*Directive:* Please give the data below again in full, exactly as it stands.

-- begin Data excerpts --

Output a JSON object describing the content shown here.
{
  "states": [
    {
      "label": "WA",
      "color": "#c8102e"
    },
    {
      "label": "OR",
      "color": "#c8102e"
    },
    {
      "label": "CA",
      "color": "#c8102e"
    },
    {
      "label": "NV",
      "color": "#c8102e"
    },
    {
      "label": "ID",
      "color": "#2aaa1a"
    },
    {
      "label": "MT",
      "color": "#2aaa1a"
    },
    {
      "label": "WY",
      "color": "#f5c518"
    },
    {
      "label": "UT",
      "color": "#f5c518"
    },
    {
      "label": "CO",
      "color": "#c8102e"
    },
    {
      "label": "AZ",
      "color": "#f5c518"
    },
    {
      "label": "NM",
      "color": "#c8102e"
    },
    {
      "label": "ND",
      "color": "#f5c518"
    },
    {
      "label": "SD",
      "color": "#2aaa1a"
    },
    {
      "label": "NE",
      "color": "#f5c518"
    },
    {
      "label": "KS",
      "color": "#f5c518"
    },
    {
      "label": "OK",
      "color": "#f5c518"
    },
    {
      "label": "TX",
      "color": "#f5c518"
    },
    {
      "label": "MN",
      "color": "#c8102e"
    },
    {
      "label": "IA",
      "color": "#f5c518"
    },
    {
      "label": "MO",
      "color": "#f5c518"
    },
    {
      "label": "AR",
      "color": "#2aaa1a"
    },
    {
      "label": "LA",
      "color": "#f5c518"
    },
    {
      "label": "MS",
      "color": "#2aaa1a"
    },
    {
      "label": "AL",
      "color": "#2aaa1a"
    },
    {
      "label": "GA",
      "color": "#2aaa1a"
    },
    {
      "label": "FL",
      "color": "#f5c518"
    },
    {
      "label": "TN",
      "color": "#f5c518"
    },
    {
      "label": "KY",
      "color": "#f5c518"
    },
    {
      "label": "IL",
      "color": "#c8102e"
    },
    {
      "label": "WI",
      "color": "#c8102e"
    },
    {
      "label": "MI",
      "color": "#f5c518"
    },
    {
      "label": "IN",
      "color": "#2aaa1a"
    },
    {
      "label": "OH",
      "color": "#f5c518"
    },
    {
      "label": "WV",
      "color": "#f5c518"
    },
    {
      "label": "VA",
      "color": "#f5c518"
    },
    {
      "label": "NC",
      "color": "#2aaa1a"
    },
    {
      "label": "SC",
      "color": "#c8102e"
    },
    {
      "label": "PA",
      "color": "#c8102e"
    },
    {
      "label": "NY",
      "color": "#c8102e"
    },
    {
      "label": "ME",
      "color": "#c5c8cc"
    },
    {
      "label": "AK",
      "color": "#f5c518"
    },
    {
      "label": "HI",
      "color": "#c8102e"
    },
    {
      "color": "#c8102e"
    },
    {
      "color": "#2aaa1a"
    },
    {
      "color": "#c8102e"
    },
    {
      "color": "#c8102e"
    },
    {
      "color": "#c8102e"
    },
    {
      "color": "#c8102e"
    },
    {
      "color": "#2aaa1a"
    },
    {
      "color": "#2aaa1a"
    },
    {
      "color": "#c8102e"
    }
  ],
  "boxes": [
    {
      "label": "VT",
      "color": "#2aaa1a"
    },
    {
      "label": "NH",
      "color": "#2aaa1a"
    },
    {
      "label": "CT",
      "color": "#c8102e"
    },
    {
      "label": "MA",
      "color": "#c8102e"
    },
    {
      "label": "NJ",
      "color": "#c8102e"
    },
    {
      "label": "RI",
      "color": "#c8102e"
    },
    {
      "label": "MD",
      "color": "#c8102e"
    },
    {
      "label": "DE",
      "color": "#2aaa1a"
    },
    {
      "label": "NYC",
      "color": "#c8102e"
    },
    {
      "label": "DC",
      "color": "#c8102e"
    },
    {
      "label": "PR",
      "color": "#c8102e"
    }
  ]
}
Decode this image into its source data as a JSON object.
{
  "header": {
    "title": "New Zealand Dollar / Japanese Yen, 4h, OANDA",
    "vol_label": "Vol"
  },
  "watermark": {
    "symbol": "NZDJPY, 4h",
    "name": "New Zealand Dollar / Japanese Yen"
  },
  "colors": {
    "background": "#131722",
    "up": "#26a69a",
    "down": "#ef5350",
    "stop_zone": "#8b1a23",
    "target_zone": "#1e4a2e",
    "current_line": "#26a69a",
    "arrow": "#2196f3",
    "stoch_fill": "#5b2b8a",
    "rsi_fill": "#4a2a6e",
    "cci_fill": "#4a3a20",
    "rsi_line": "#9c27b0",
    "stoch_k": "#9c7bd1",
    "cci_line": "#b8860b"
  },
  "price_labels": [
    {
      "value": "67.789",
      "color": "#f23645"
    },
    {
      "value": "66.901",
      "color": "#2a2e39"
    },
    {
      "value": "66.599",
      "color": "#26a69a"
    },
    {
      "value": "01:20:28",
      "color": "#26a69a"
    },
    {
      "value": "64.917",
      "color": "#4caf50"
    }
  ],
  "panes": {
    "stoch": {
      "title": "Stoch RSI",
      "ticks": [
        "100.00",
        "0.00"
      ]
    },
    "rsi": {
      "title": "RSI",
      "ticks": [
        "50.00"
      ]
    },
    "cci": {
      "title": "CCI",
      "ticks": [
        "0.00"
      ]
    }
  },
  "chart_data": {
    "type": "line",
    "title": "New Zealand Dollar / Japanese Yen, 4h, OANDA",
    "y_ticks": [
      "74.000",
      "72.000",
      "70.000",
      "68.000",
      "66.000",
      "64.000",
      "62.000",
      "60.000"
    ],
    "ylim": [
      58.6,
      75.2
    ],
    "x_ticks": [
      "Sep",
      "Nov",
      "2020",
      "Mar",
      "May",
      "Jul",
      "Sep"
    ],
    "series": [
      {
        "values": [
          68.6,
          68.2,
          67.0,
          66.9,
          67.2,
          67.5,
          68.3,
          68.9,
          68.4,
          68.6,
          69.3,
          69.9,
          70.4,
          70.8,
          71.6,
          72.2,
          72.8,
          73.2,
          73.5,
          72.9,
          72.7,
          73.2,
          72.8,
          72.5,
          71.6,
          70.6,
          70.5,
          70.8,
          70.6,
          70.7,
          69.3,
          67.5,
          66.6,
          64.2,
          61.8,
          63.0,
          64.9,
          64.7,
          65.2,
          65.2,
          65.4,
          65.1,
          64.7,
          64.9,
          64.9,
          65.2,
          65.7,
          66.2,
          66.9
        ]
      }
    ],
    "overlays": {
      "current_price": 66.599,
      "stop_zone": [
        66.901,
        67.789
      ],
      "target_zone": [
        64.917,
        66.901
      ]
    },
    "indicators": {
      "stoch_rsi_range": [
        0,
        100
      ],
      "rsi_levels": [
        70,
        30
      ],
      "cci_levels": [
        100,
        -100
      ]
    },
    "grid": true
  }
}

-- end Data excerpts --

*The completed task:*
Output a JSON object describing the content shown here.
{
  "states": [
    {
      "label": "WA",
      "color": "#c8102e"
    },
    {
      "label": "OR",
      "color": "#c8102e"
    },
    {
      "label": "CA",
      "color": "#c8102e"
    },
    {
      "label": "NV",
      "color": "#c8102e"
    },
    {
      "label": "ID",
      "color": "#2aaa1a"
    },
    {
      "label": "MT",
      "color": "#2aaa1a"
    },
    {
      "label": "WY",
      "color": "#f5c518"
    },
    {
      "label": "UT",
      "color": "#f5c518"
    },
    {
      "label": "CO",
      "color": "#c8102e"
    },
    {
      "label": "AZ",
      "color": "#f5c518"
    },
    {
      "label": "NM",
      "color": "#c8102e"
    },
    {
      "label": "ND",
      "color": "#f5c518"
    },
    {
      "label": "SD",
      "color": "#2aaa1a"
    },
    {
      "label": "NE",
      "color": "#f5c518"
    },
    {
      "label": "KS",
      "color": "#f5c518"
    },
    {
      "label": "OK",
      "color": "#f5c518"
    },
    {
      "label": "TX",
      "color": "#f5c518"
    },
    {
      "label": "MN",
      "color": "#c8102e"
    },
    {
      "label": "IA",
      "color": "#f5c518"
    },
    {
      "label": "MO",
      "color": "#f5c518"
    },
    {
      "label": "AR",
      "color": "#2aaa1a"
    },
    {
      "label": "LA",
      "color": "#f5c518"
    },
    {
      "label": "MS",
      "color": "#2aaa1a"
    },
    {
      "label": "AL",
      "color": "#2aaa1a"
    },
    {
      "label": "GA",
      "color": "#2aaa1a"
    },
    {
      "label": "FL",
      "color": "#f5c518"
    },
    {
      "label": "TN",
      "color": "#f5c518"
    },
    {
      "label": "KY",
      "color": "#f5c518"
    },
    {
      "label": "IL",
      "color": "#c8102e"
    },
    {
      "label": "WI",
      "color": "#c8102e"
    },
    {
      "label": "MI",
      "color": "#f5c518"
    },
    {
      "label": "IN",
      "color": "#2aaa1a"
    },
    {
      "label": "OH",
      "color": "#f5c518"
    },
    {
      "label": "WV",
      "color": "#f5c518"
    },
    {
      "label": "VA",
      "color": "#f5c518"
    },
    {
      "label": "NC",
      "color": "#2aaa1a"
    },
    {
      "label": "SC",
      "color": "#c8102e"
    },
    {
      "label": "PA",
      "color": "#c8102e"
    },
    {
      "label": "NY",
      "color": "#c8102e"
    },
    {
      "label": "ME",
      "color": "#c5c8cc"
    },
    {
      "label": "AK",
      "color": "#f5c518"
    },
    {
      "label": "HI",
      "color": "#c8102e"
    },
    {
      "color": "#c8102e"
    },
    {
      "color": "#2aaa1a"
    },
    {
      "color": "#c8102e"
    },
    {
      "color": "#c8102e"
    },
    {
      "color": "#c8102e"
    },
    {
      "color": "#c8102e"
    },
    {
      "color": "#2aaa1a"
    },
    {
      "color": "#2aaa1a"
    },
    {
      "color": "#c8102e"
    }
  ],
  "boxes": [
    {
      "label": "VT",
      "color": "#2aaa1a"
    },
    {
      "label": "NH",
      "color": "#2aaa1a"
    },
    {
      "label": "CT",
      "color": "#c8102e"
    },
    {
      "label": "MA",
      "color": "#c8102e"
    },
    {
      "label": "NJ",
      "color": "#c8102e"
    },
    {
      "label": "RI",
      "color": "#c8102e"
    },
    {
      "label": "MD",
      "color": "#c8102e"
    },
    {
      "label": "DE",
      "color": "#2aaa1a"
    },
    {
      "label": "NYC",
      "color": "#c8102e"
    },
    {
      "label": "DC",
      "color": "#c8102e"
    },
    {
      "label": "PR",
      "color": "#c8102e"
    }
  ]
}
Decode this image into its source data as a JSON object.
{
  "header": {
    "title": "New Zealand Dollar / Japanese Yen, 4h, OANDA",
    "vol_label": "Vol"
  },
  "watermark": {
    "symbol": "NZDJPY, 4h",
    "name": "New Zealand Dollar / Japanese Yen"
  },
  "colors": {
    "background": "#131722",
    "up": "#26a69a",
    "down": "#ef5350",
    "stop_zone": "#8b1a23",
    "target_zone": "#1e4a2e",
    "current_line": "#26a69a",
    "arrow": "#2196f3",
    "stoch_fill": "#5b2b8a",
    "rsi_fill": "#4a2a6e",
    "cci_fill": "#4a3a20",
    "rsi_line": "#9c27b0",
    "stoch_k": "#9c7bd1",
    "cci_line": "#b8860b"
  },
  "price_labels": [
    {
      "value": "67.789",
      "color": "#f23645"
    },
    {
      "value": "66.901",
      "color": "#2a2e39"
    },
    {
      "value": "66.599",
      "color": "#26a69a"
    },
    {
      "value": "01:20:28",
      "color": "#26a69a"
    },
    {
      "value": "64.917",
      "color": "#4caf50"
    }
  ],
  "panes": {
    "stoch": {
      "title": "Stoch RSI",
      "ticks": [
        "100.00",
        "0.00"
      ]
    },
    "rsi": {
      "title": "RSI",
      "ticks": [
        "50.00"
      ]
    },
    "cci": {
      "title": "CCI",
      "ticks": [
        "0.00"
      ]
    }
  },
  "chart_data": {
    "type": "line",
    "title": "New Zealand Dollar / Japanese Yen, 4h, OANDA",
    "y_ticks": [
      "74.000",
      "72.000",
      "70.000",
      "68.000",
      "66.000",
      "64.000",
      "62.000",
      "60.000"
    ],
    "ylim": [
      58.6,
      75.2
    ],
    "x_ticks": [
      "Sep",
      "Nov",
      "2020",
      "Mar",
      "May",
      "Jul",
      "Sep"
    ],
    "series": [
      {
        "values": [
          68.6,
          68.2,
          67.0,
          66.9,
          67.2,
          67.5,
          68.3,
          68.9,
          68.4,
          68.6,
          69.3,
          69.9,
          70.4,
          70.8,
          71.6,
          72.2,
          72.8,
          73.2,
          73.5,
          72.9,
          72.7,
          73.2,
          72.8,
          72.5,
          71.6,
          70.6,
          70.5,
          70.8,
          70.6,
          70.7,
          69.3,
          67.5,
          66.6,
          64.2,
          61.8,
          63.0,
          64.9,
          64.7,
          65.2,
          65.2,
          65.4,
          65.1,
          64.7,
          64.9,
          64.9,
          65.2,
          65.7,
          66.2,
          66.9
        ]
      }
    ],
    "overlays": {
      "current_price": 66.599,
      "stop_zone": [
        66.901,
        67.789
      ],
      "target_zone": [
        64.917,
        66.901
      ]
    },
    "indicators": {
      "stoch_rsi_range": [
        0,
        100
      ],
      "rsi_levels": [
        70,
        30
      ],
      "cci_levels": [
        100,
        -100
      ]
    },
    "grid": true
  }
}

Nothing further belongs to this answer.